AIM: Return every record below exactly as written, but leave out the pictures.

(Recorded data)
>>

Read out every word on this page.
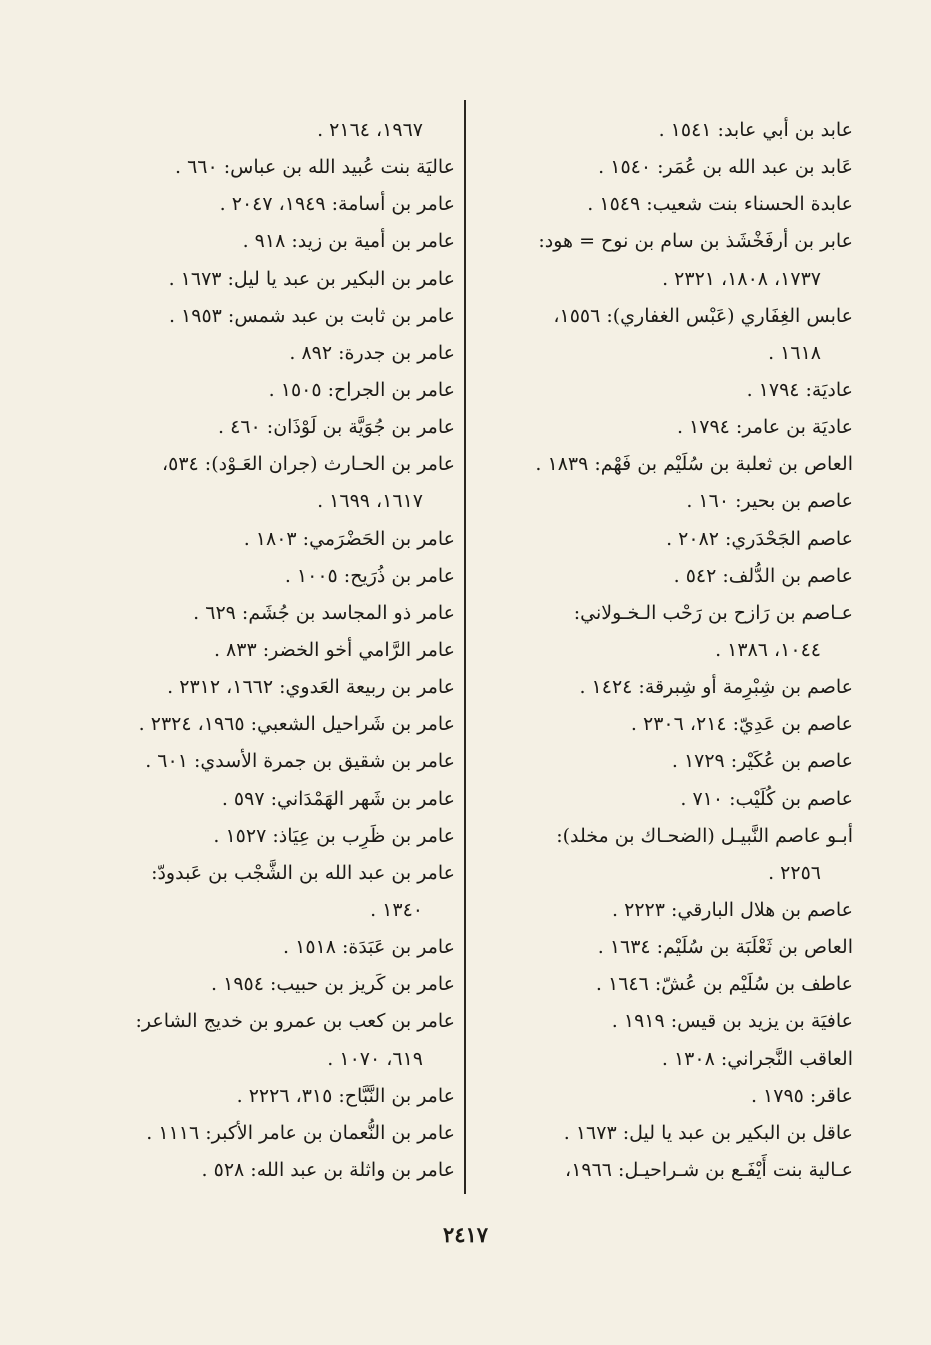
عابد بن أبي عابد: ١٥٤١ .
عَابد بن عبد الله بن عُمَر: ١٥٤٠ .
عابدة الحسناء بنت شعيب: ١٥٤٩ .
عابر بن أرفَخْشَذ بن سام بن نوح = هود:
١٧٣٧، ١٨٠٨، ٢٣٢١ .
عابس الغِفَاري (عَبْس الغفاري): ١٥٥٦،
١٦١٨ .
عاديَة: ١٧٩٤ .
عاديَة بن عامر: ١٧٩٤ .
العاص بن ثعلبة بن سُلَيْم بن فَهْم: ١٨٣٩ .
عاصم بن بحير: ١٦٠ .
عاصم الجَحْدَري: ٢٠٨٢ .
عاصم بن الدُّلف: ٥٤٢ .
عـاصم بن رَازح بن رَحْب الـخـولاني:
١٠٤٤، ١٣٨٦ .
عاصم بن شِبْرِمة أو شِبرقة: ١٤٢٤ .
عاصم بن عَدِيّ: ٢١٤، ٢٣٠٦ .
عاصم بن عُكَيْر: ١٧٢٩ .
عاصم بن كُلَيْب: ٧١٠ .
أبـو عاصم النَّبيـل (الضحـاك بن مخلد):
٢٢٥٦ .
عاصم بن هلال البارقي: ٢٢٢٣ .
العاص بن ثَعْلَبَة بن سُلَيْم: ١٦٣٤ .
عاطف بن سُلَيْم بن عُشّ: ١٦٤٦ .
عافيَة بن يزيد بن قيس: ١٩١٩ .
العاقب النَّجراني: ١٣٠٨ .
عاقر: ١٧٩٥ .
عاقل بن البكير بن عبد يا ليل: ١٦٧٣ .
عـالية بنت أَيْفَـع بن شـراحيـل: ١٩٦٦،
١٩٦٧، ٢١٦٤ .
عاليَة بنت عُبيد الله بن عباس: ٦٦٠ .
عامر بن أسامة: ١٩٤٩، ٢٠٤٧ .
عامر بن أمية بن زيد: ٩١٨ .
عامر بن البكير بن عبد يا ليل: ١٦٧٣ .
عامر بن ثابت بن عبد شمس: ١٩٥٣ .
عامر بن جدرة: ٨٩٢ .
عامر بن الجراح: ١٥٠٥ .
عامر بن جُوَيَّة بن لَوْذَان: ٤٦٠ .
عامر بن الحـارث (جران العَـوْد): ٥٣٤،
١٦١٧، ١٦٩٩ .
عامر بن الحَضْرَمي: ١٨٠٣ .
عامر بن ذُرَيح: ١٠٠٥ .
عامر ذو المجاسد بن جُشَم: ٦٢٩ .
عامر الرَّامي أخو الخضر: ٨٣٣ .
عامر بن ربيعة العَدوي: ١٦٦٢، ٢٣١٢ .
عامر بن شَراحيل الشعبي: ١٩٦٥، ٢٣٢٤ .
عامر بن شقيق بن جمرة الأسدي: ٦٠١ .
عامر بن شَهر الهَمْدَاني: ٥٩٧ .
عامر بن ظَرِب بن عِيَاذ: ١٥٢٧ .
عامر بن عبد الله بن الشَّجْب بن عَبدودّ:
١٣٤٠ .
عامر بن عَبَدَة: ١٥١٨ .
عامر بن كَريز بن حبيب: ١٩٥٤ .
عامر بن كعب بن عمرو بن خديج الشاعر:
٦١٩، ١٠٧٠ .
عامر بن النَّبَّاح: ٣١٥، ٢٢٢٦ .
عامر بن النُّعمان بن عامر الأكبر: ١١١٦ .
عامر بن واثلة بن عبد الله: ٥٢٨ .
٢٤١٧
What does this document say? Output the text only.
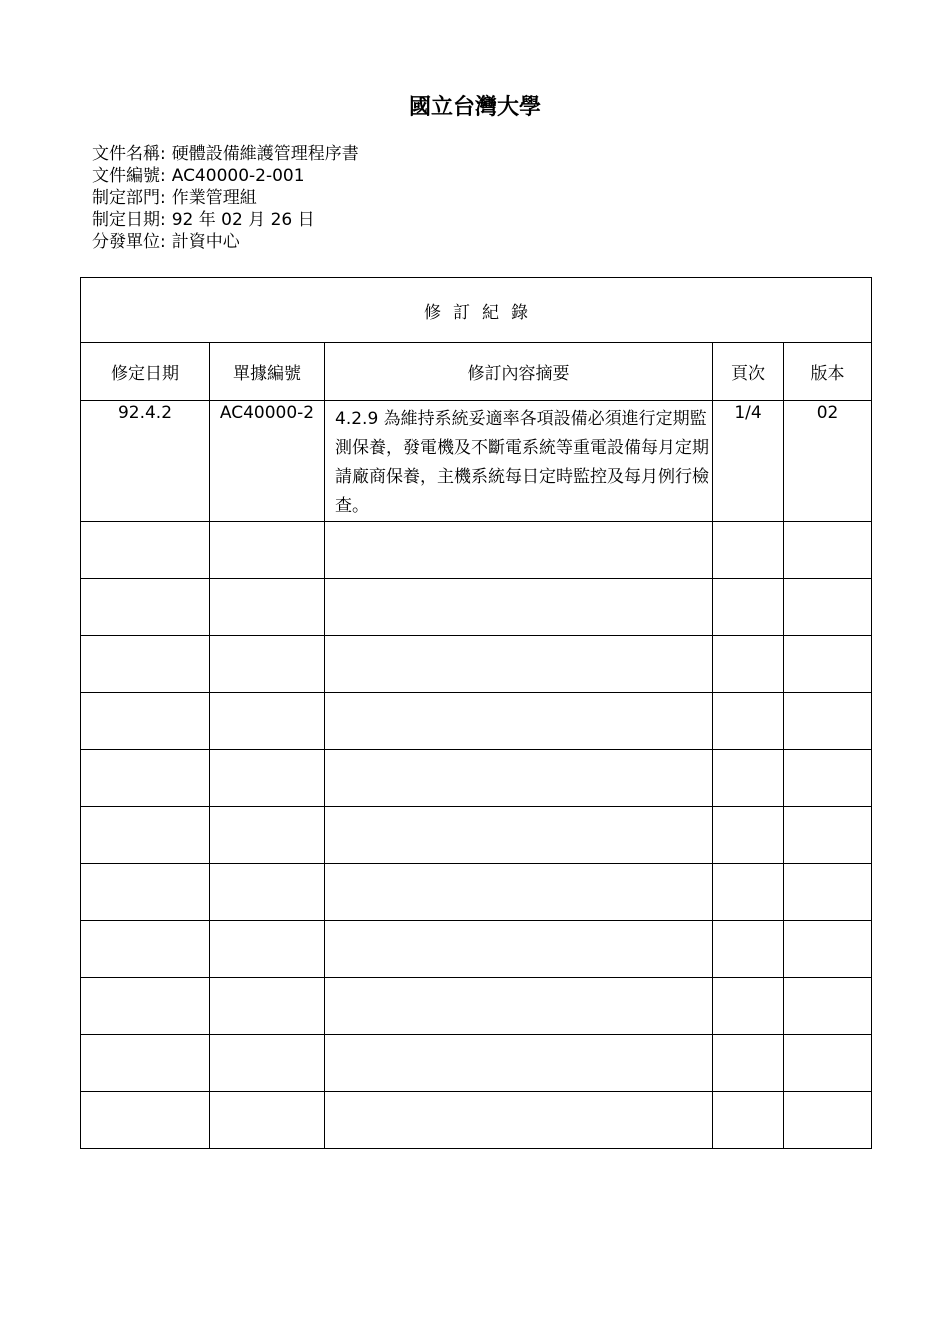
國立台灣大學
文件名稱 : 硬體設備維護管理程序書
文件編號 : AC40000-2-001
制定部門 : 作業管理組
制定日期 : 92 年 02 月 26 日
分發單位 : 計資中心
修訂紀錄				
修定日期	單據編號	修訂內容摘要	頁次	版本
92.4.2	AC40000-2	4.2.9 為維持系統妥適率各項設備必須進行定期監測保養，發電機及不斷電系統等重電設備每月定期請廠商保養，主機系統每日定時監控及每月例行檢查。	1/4	02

<<

OUTPUT OF THE TASK:
Read out every word on this page.
عابد بن أبي عابد: ١٥٤١ .
عَابد بن عبد الله بن عُمَر: ١٥٤٠ .
عابدة الحسناء بنت شعيب: ١٥٤٩ .
عابر بن أرفَخْشَذ بن سام بن نوح = هود:
١٧٣٧، ١٨٠٨، ٢٣٢١ .
عابس الغِفَاري (عَبْس الغفاري): ١٥٥٦،
١٦١٨ .
عاديَة: ١٧٩٤ .
عاديَة بن عامر: ١٧٩٤ .
العاص بن ثعلبة بن سُلَيْم بن فَهْم: ١٨٣٩ .
عاصم بن بحير: ١٦٠ .
عاصم الجَحْدَري: ٢٠٨٢ .
عاصم بن الدُّلف: ٥٤٢ .
عـاصم بن رَازح بن رَحْب الـخـولاني:
١٠٤٤، ١٣٨٦ .
عاصم بن شِبْرِمة أو شِبرقة: ١٤٢٤ .
عاصم بن عَدِيّ: ٢١٤، ٢٣٠٦ .
عاصم بن عُكَيْر: ١٧٢٩ .
عاصم بن كُلَيْب: ٧١٠ .
أبـو عاصم النَّبيـل (الضحـاك بن مخلد):
٢٢٥٦ .
عاصم بن هلال البارقي: ٢٢٢٣ .
العاص بن ثَعْلَبَة بن سُلَيْم: ١٦٣٤ .
عاطف بن سُلَيْم بن عُشّ: ١٦٤٦ .
عافيَة بن يزيد بن قيس: ١٩١٩ .
العاقب النَّجراني: ١٣٠٨ .
عاقر: ١٧٩٥ .
عاقل بن البكير بن عبد يا ليل: ١٦٧٣ .
عـالية بنت أَيْفَـع بن شـراحيـل: ١٩٦٦،
١٩٦٧، ٢١٦٤ .
عاليَة بنت عُبيد الله بن عباس: ٦٦٠ .
عامر بن أسامة: ١٩٤٩، ٢٠٤٧ .
عامر بن أمية بن زيد: ٩١٨ .
عامر بن البكير بن عبد يا ليل: ١٦٧٣ .
عامر بن ثابت بن عبد شمس: ١٩٥٣ .
عامر بن جدرة: ٨٩٢ .
عامر بن الجراح: ١٥٠٥ .
عامر بن جُوَيَّة بن لَوْذَان: ٤٦٠ .
عامر بن الحـارث (جران العَـوْد): ٥٣٤،
١٦١٧، ١٦٩٩ .
عامر بن الحَضْرَمي: ١٨٠٣ .
عامر بن ذُرَيح: ١٠٠٥ .
عامر ذو المجاسد بن جُشَم: ٦٢٩ .
عامر الرَّامي أخو الخضر: ٨٣٣ .
عامر بن ربيعة العَدوي: ١٦٦٢، ٢٣١٢ .
عامر بن شَراحيل الشعبي: ١٩٦٥، ٢٣٢٤ .
عامر بن شقيق بن جمرة الأسدي: ٦٠١ .
عامر بن شَهر الهَمْدَاني: ٥٩٧ .
عامر بن ظَرِب بن عِيَاذ: ١٥٢٧ .
عامر بن عبد الله بن الشَّجْب بن عَبدودّ:
١٣٤٠ .
عامر بن عَبَدَة: ١٥١٨ .
عامر بن كَريز بن حبيب: ١٩٥٤ .
عامر بن كعب بن عمرو بن خديج الشاعر:
٦١٩، ١٠٧٠ .
عامر بن النَّبَّاح: ٣١٥، ٢٢٢٦ .
عامر بن النُّعمان بن عامر الأكبر: ١١١٦ .
عامر بن واثلة بن عبد الله: ٥٢٨ .
٢٤١٧
What does this document say? Output the text only.
國立台灣大學
文件名稱 : 硬體設備維護管理程序書
文件編號 : AC40000-2-001
制定部門 : 作業管理組
制定日期 : 92 年 02 月 26 日
分發單位 : 計資中心
修訂紀錄				
修定日期	單據編號	修訂內容摘要	頁次	版本
92.4.2	AC40000-2	4.2.9 為維持系統妥適率各項設備必須進行定期監測保養，發電機及不斷電系統等重電設備每月定期請廠商保養，主機系統每日定時監控及每月例行檢查。	1/4	02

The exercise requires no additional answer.